Instruction: Select and copy out every line in the records containing "которыхъ".

Records for the exercise:
════════════════

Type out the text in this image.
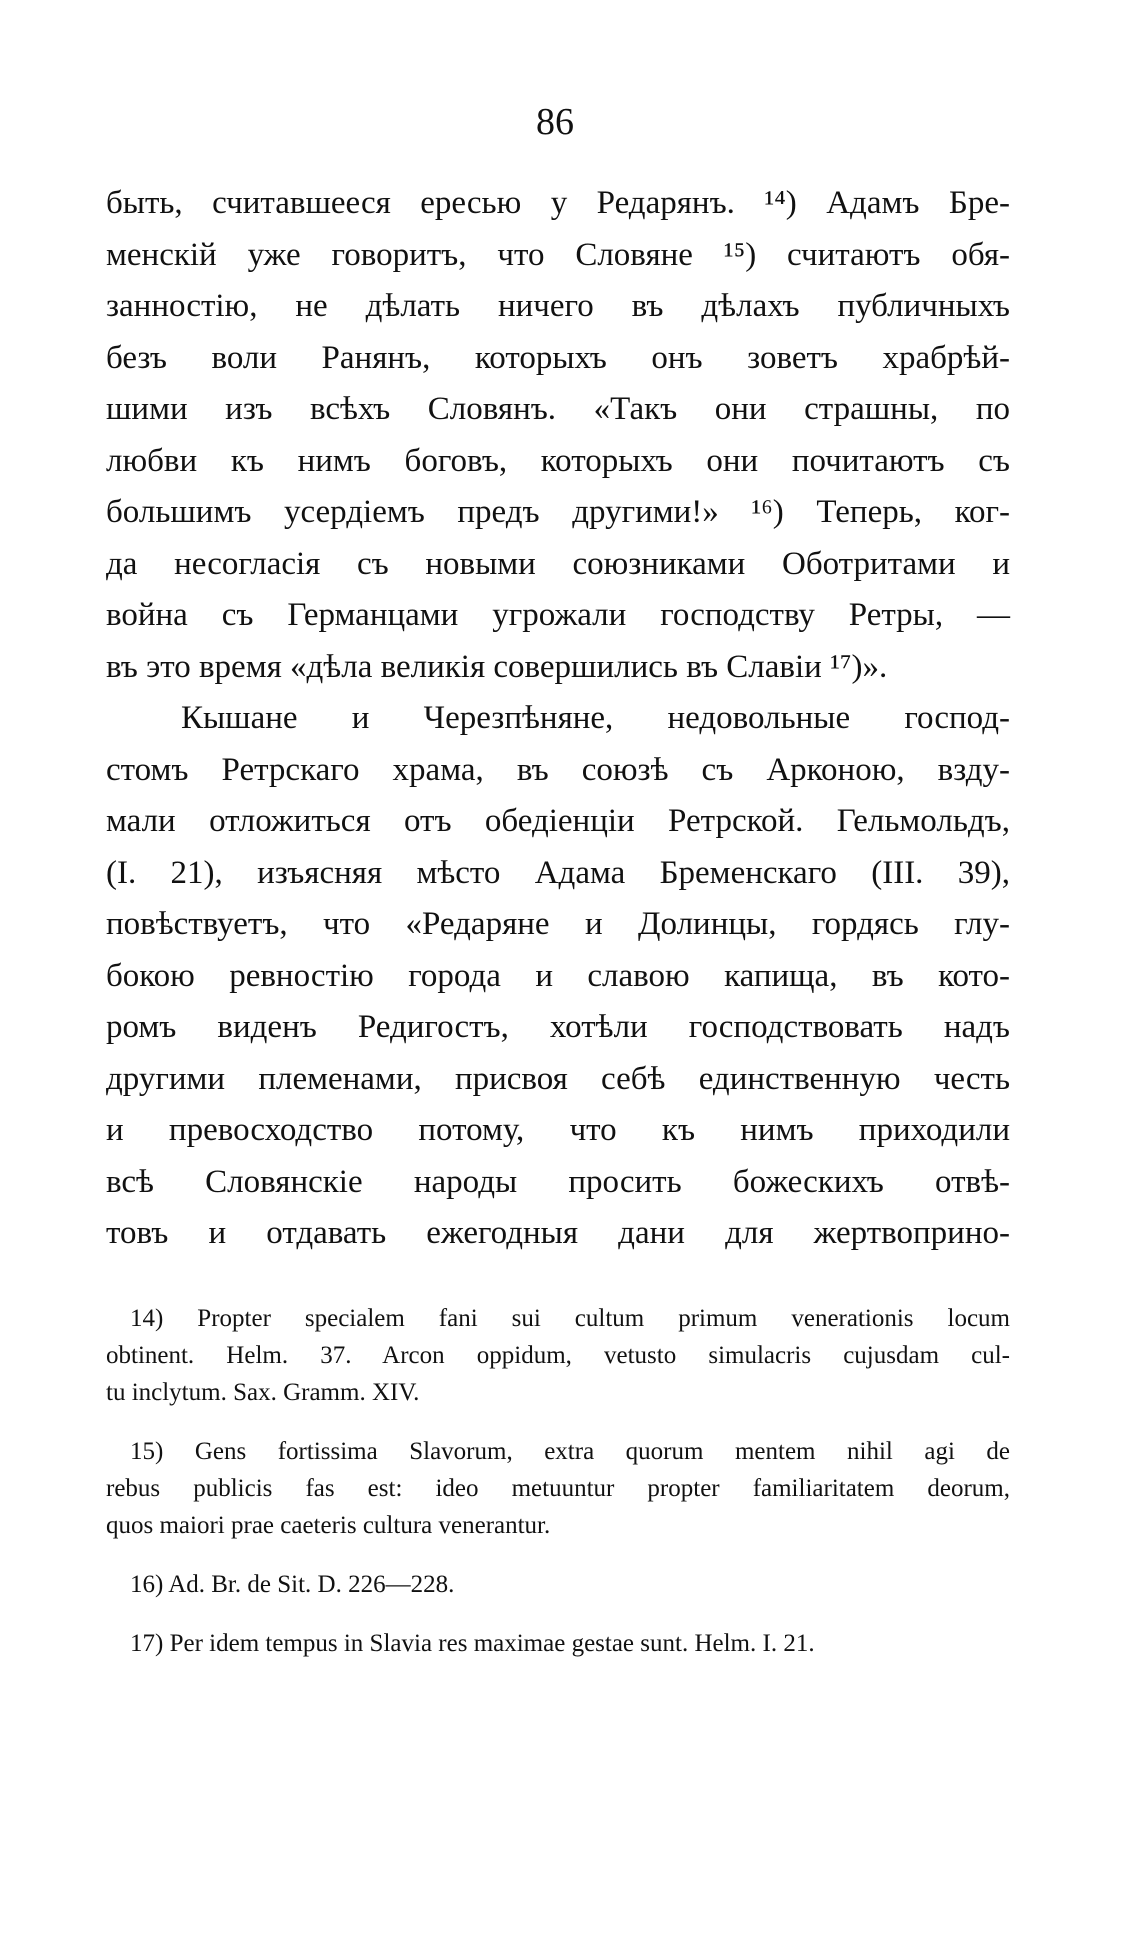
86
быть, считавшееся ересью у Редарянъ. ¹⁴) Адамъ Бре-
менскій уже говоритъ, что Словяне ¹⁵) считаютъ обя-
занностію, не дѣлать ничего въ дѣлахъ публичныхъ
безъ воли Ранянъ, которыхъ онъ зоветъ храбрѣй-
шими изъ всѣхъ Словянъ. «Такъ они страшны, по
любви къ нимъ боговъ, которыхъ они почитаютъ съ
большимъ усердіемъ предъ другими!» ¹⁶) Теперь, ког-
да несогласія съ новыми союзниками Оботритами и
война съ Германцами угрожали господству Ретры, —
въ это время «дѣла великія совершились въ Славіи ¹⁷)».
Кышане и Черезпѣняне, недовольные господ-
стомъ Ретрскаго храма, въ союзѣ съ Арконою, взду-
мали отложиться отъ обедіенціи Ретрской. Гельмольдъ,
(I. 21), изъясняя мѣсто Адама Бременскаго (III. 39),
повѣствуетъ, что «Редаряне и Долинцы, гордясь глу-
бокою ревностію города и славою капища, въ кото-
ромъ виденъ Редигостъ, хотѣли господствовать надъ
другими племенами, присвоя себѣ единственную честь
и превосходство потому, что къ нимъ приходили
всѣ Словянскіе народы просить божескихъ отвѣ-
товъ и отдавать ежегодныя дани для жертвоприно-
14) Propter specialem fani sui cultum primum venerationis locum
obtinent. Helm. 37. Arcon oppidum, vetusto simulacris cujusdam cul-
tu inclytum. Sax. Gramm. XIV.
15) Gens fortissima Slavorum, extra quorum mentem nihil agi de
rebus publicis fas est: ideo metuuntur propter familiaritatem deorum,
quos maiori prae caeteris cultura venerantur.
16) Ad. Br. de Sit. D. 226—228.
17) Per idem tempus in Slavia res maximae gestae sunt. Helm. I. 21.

════════════════

Result for this task:
безъ воли Ранянъ, которыхъ онъ зоветъ храбрѣй-
любви къ нимъ боговъ, которыхъ они почитаютъ съ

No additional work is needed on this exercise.